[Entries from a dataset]
^^^^

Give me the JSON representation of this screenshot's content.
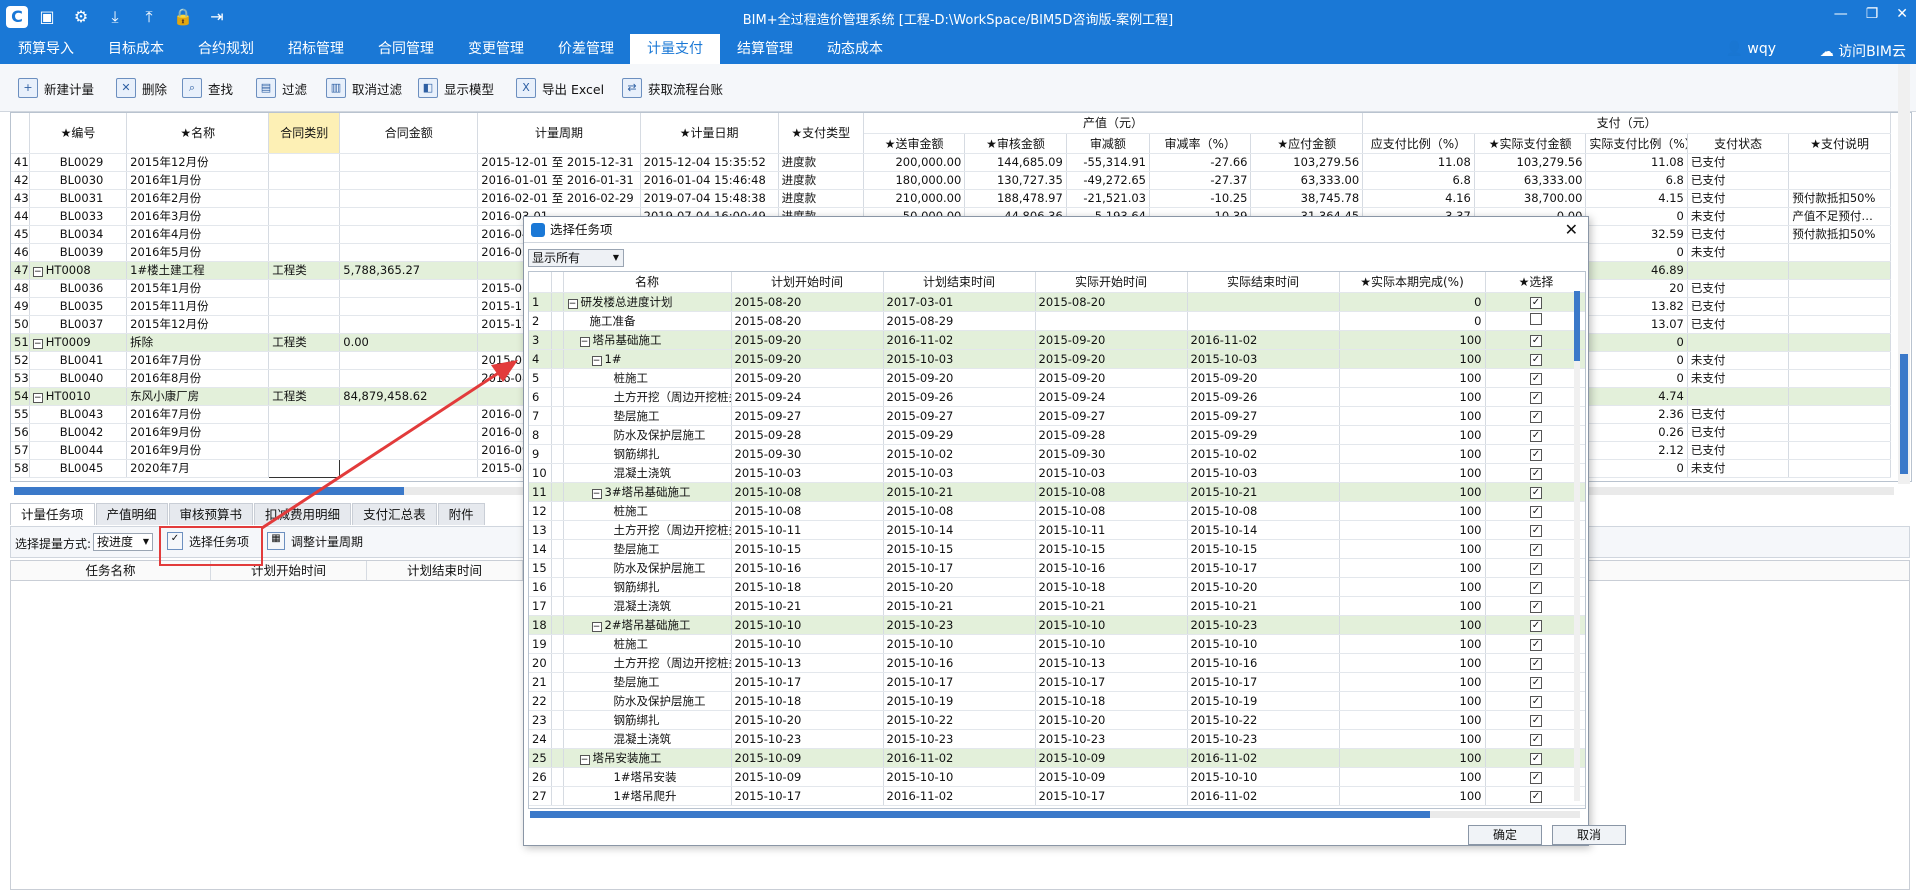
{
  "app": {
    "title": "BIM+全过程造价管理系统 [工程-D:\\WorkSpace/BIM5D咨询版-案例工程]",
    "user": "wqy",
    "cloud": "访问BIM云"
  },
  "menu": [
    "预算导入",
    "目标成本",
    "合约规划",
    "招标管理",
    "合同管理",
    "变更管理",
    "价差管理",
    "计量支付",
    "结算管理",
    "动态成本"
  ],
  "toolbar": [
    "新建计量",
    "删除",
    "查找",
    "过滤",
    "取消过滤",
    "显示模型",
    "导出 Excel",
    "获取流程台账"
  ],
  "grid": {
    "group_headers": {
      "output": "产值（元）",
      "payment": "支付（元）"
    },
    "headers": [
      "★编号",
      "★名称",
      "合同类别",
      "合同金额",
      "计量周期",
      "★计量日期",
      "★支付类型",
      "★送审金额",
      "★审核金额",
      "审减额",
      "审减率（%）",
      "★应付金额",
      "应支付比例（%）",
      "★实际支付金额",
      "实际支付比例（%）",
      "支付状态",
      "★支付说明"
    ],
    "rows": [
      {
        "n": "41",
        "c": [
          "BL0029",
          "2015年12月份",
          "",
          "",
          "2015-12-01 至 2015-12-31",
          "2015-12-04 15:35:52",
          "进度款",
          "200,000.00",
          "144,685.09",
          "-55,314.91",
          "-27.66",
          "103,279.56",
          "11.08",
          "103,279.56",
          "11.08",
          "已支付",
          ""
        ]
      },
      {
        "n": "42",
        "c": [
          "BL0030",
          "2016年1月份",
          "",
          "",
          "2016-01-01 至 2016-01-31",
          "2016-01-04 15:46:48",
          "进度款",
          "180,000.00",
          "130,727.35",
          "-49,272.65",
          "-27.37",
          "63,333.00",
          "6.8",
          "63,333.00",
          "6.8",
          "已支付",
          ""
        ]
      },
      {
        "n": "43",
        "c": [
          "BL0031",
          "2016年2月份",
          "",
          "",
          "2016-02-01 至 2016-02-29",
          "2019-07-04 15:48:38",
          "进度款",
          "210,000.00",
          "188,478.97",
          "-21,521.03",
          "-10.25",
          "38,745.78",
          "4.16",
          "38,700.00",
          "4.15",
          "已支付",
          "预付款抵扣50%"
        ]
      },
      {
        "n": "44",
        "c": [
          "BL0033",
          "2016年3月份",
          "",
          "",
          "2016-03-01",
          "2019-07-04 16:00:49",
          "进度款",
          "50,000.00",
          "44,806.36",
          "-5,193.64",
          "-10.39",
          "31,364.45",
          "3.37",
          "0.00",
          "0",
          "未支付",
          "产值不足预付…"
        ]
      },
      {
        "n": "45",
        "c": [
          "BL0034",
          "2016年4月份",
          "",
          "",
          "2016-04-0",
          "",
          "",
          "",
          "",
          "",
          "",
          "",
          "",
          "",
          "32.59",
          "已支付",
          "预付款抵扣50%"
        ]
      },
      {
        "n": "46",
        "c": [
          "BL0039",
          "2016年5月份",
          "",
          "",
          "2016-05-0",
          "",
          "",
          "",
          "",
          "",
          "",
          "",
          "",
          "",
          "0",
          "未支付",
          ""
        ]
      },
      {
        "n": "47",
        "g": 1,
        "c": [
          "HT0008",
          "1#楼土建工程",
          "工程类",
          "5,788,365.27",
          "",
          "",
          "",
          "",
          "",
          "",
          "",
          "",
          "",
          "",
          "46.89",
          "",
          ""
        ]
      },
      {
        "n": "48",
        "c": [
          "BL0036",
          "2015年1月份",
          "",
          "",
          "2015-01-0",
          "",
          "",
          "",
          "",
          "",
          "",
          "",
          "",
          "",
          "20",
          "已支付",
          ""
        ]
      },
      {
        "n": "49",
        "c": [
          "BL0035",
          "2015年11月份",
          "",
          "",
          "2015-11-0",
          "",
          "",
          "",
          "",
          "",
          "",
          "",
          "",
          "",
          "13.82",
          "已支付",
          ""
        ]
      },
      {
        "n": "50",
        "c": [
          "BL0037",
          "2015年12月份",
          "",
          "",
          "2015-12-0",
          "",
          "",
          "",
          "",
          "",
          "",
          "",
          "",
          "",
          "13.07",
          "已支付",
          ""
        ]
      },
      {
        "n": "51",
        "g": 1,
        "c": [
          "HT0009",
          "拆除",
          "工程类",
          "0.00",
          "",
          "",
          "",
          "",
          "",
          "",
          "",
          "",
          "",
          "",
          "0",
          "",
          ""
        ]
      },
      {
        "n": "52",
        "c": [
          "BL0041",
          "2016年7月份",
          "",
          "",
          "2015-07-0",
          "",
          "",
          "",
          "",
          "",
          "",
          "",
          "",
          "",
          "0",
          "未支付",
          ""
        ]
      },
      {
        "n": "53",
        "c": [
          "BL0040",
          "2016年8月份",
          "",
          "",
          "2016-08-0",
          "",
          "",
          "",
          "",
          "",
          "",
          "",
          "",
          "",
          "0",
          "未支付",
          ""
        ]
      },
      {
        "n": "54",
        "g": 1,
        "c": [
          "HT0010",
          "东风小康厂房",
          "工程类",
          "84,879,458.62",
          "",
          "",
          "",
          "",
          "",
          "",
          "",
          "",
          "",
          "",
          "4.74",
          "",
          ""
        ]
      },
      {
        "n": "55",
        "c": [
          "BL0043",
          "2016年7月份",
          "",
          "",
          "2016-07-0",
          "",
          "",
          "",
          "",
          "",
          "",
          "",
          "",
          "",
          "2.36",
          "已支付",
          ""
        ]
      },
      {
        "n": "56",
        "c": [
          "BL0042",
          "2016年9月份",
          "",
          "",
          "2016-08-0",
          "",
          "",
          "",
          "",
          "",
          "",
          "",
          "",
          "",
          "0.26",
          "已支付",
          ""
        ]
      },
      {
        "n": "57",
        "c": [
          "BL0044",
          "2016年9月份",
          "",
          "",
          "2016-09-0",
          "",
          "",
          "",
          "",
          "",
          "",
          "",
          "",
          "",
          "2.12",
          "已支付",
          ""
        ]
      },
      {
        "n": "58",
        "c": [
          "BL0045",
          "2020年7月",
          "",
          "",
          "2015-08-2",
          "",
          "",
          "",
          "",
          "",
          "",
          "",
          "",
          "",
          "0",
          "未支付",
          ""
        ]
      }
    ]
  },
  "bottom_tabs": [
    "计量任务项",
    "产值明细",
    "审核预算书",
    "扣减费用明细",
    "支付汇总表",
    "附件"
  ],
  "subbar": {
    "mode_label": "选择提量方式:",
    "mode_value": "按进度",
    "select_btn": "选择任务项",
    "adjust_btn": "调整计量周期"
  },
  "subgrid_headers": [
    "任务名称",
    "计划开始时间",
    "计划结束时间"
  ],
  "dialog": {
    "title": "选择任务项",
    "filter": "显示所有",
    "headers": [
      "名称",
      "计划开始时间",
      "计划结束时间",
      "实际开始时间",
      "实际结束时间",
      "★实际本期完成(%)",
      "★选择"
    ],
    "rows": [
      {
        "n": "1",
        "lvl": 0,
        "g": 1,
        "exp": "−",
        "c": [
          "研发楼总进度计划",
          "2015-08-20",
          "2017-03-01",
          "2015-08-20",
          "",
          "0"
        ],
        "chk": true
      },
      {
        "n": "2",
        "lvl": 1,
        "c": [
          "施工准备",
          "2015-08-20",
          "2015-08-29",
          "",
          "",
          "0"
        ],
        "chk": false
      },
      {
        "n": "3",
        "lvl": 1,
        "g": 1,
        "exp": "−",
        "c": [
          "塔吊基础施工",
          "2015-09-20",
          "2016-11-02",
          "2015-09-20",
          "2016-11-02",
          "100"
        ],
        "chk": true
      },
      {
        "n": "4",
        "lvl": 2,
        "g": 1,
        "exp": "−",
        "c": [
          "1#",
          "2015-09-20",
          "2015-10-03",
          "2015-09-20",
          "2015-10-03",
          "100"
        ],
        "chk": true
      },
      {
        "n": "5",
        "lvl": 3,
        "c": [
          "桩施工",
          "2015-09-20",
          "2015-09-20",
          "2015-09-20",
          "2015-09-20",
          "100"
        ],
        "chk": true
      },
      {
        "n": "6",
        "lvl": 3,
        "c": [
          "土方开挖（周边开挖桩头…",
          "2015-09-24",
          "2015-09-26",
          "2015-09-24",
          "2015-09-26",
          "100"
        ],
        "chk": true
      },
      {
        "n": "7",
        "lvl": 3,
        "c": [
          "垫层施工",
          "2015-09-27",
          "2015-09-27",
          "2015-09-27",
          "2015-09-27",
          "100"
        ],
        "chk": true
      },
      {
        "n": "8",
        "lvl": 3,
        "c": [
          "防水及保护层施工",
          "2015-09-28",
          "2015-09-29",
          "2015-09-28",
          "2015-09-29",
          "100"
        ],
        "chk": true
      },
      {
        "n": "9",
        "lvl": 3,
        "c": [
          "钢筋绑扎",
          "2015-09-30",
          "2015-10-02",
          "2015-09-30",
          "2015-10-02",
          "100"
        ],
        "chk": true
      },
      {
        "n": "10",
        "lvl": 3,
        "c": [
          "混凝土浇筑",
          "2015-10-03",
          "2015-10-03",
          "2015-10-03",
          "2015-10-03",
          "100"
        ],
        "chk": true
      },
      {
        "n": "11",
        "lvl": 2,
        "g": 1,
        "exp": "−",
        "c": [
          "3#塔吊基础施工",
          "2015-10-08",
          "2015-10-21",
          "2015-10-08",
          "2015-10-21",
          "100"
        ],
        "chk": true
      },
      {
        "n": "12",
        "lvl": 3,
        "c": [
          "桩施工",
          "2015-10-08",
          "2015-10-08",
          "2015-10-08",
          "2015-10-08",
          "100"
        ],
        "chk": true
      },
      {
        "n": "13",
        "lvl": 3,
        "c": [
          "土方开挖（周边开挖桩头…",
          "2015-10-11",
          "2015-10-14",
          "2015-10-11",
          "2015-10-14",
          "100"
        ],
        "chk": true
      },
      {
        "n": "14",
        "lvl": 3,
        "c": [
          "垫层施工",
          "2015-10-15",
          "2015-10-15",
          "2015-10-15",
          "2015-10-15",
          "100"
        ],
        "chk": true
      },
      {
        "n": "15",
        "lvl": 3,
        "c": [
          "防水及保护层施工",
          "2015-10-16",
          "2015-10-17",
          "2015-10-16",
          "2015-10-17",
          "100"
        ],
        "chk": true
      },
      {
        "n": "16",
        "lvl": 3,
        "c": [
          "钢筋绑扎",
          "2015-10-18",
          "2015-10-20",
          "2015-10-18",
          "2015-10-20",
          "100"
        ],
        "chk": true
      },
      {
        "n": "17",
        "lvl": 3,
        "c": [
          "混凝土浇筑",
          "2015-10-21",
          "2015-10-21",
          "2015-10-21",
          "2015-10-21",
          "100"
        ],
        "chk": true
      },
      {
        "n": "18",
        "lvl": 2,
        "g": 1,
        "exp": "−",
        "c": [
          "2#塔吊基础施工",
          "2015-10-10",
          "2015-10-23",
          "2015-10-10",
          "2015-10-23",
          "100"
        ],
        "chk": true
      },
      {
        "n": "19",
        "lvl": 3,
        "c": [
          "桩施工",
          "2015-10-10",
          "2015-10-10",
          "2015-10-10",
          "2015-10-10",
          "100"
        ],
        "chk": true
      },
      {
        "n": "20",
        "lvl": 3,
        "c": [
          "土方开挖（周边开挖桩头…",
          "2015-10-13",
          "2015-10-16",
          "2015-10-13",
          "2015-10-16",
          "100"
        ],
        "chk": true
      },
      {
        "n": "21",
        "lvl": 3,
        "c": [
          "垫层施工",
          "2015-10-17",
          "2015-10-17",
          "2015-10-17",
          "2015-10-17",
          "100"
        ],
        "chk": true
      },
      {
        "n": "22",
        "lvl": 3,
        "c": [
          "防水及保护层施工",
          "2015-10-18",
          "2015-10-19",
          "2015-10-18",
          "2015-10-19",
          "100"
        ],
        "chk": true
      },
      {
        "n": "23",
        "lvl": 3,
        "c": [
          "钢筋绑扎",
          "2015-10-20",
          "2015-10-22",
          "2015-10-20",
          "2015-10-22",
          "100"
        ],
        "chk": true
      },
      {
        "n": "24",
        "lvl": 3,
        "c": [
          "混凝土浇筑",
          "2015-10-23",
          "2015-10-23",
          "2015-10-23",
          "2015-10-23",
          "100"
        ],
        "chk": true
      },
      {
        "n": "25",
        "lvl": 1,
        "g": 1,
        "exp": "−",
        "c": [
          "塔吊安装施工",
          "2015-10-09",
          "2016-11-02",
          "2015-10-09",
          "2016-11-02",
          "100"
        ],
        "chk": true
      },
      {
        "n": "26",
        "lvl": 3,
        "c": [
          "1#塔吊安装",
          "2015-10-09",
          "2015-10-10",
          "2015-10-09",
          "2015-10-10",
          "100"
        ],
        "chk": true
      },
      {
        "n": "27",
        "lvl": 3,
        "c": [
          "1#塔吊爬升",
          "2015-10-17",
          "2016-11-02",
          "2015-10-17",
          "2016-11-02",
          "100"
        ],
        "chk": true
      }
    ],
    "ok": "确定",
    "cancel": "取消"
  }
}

^^^^

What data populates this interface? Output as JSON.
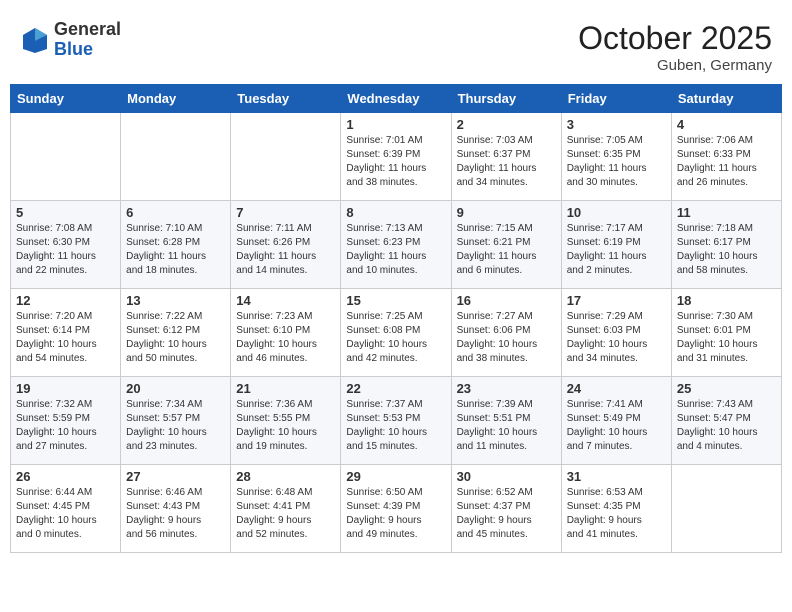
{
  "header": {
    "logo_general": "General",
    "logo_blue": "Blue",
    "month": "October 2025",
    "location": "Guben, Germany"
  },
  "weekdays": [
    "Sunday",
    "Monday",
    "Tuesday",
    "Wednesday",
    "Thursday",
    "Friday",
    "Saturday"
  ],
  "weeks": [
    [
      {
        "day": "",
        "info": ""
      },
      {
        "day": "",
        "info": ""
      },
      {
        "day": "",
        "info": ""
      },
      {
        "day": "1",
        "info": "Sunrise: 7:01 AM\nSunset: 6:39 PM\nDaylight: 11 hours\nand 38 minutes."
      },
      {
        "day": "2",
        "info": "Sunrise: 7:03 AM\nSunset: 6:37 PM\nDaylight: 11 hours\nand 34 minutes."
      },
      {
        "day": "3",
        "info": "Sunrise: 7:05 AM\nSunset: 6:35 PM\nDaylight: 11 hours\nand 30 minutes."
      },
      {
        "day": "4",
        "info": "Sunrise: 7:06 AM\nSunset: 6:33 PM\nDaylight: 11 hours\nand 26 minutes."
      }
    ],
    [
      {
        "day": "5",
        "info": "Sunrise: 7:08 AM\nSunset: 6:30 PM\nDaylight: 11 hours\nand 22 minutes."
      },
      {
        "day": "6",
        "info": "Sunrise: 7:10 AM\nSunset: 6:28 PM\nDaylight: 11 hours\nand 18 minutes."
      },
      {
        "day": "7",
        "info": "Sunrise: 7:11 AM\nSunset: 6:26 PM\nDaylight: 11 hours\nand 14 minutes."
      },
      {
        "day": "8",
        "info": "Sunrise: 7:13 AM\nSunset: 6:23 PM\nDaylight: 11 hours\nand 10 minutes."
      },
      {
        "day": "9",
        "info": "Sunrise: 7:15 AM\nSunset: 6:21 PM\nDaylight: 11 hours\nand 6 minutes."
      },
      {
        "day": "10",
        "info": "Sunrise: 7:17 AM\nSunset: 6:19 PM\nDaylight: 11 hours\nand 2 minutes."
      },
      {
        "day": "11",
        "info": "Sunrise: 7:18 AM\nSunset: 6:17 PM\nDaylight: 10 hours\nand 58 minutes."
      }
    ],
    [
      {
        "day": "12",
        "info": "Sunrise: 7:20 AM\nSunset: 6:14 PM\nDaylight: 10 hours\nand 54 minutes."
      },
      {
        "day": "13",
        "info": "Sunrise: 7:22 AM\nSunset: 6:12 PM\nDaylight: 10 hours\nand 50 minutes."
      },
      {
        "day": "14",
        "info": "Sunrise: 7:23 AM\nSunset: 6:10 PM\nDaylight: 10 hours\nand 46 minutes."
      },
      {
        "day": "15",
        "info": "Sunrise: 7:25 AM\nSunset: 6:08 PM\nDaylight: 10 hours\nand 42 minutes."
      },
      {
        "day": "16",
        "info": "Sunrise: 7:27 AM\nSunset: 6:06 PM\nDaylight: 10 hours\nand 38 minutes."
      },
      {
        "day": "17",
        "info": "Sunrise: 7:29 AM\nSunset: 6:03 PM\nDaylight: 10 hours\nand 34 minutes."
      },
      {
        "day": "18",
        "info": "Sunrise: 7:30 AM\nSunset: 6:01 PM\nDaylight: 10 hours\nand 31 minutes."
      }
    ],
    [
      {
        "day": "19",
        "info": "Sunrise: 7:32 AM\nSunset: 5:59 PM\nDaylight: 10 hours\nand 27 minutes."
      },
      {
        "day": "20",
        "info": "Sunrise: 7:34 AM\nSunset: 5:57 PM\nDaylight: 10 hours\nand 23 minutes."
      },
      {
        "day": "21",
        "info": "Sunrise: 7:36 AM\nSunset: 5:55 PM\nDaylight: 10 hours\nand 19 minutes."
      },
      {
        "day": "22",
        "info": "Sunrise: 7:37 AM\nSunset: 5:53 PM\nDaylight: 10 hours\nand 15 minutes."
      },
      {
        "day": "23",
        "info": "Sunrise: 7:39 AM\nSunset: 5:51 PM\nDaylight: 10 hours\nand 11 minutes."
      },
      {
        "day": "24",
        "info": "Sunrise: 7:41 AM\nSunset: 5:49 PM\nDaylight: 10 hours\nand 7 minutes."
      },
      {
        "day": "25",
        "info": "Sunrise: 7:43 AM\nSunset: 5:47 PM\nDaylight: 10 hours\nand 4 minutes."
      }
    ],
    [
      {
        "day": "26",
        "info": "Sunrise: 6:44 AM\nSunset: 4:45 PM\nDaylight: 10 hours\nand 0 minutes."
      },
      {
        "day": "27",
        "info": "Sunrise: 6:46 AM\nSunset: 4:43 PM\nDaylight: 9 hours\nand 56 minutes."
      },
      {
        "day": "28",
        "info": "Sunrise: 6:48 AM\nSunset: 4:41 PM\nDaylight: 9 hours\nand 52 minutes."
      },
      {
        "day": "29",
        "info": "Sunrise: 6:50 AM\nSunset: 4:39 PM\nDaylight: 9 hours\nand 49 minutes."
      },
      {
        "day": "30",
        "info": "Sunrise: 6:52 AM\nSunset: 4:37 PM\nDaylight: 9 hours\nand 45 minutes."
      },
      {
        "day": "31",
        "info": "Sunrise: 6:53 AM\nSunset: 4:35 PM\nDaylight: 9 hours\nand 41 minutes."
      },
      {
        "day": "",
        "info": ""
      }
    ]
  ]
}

^^^^

Given problem:
Respond with the number of lines containing "title" and no additional words.

Output for this exercise:
2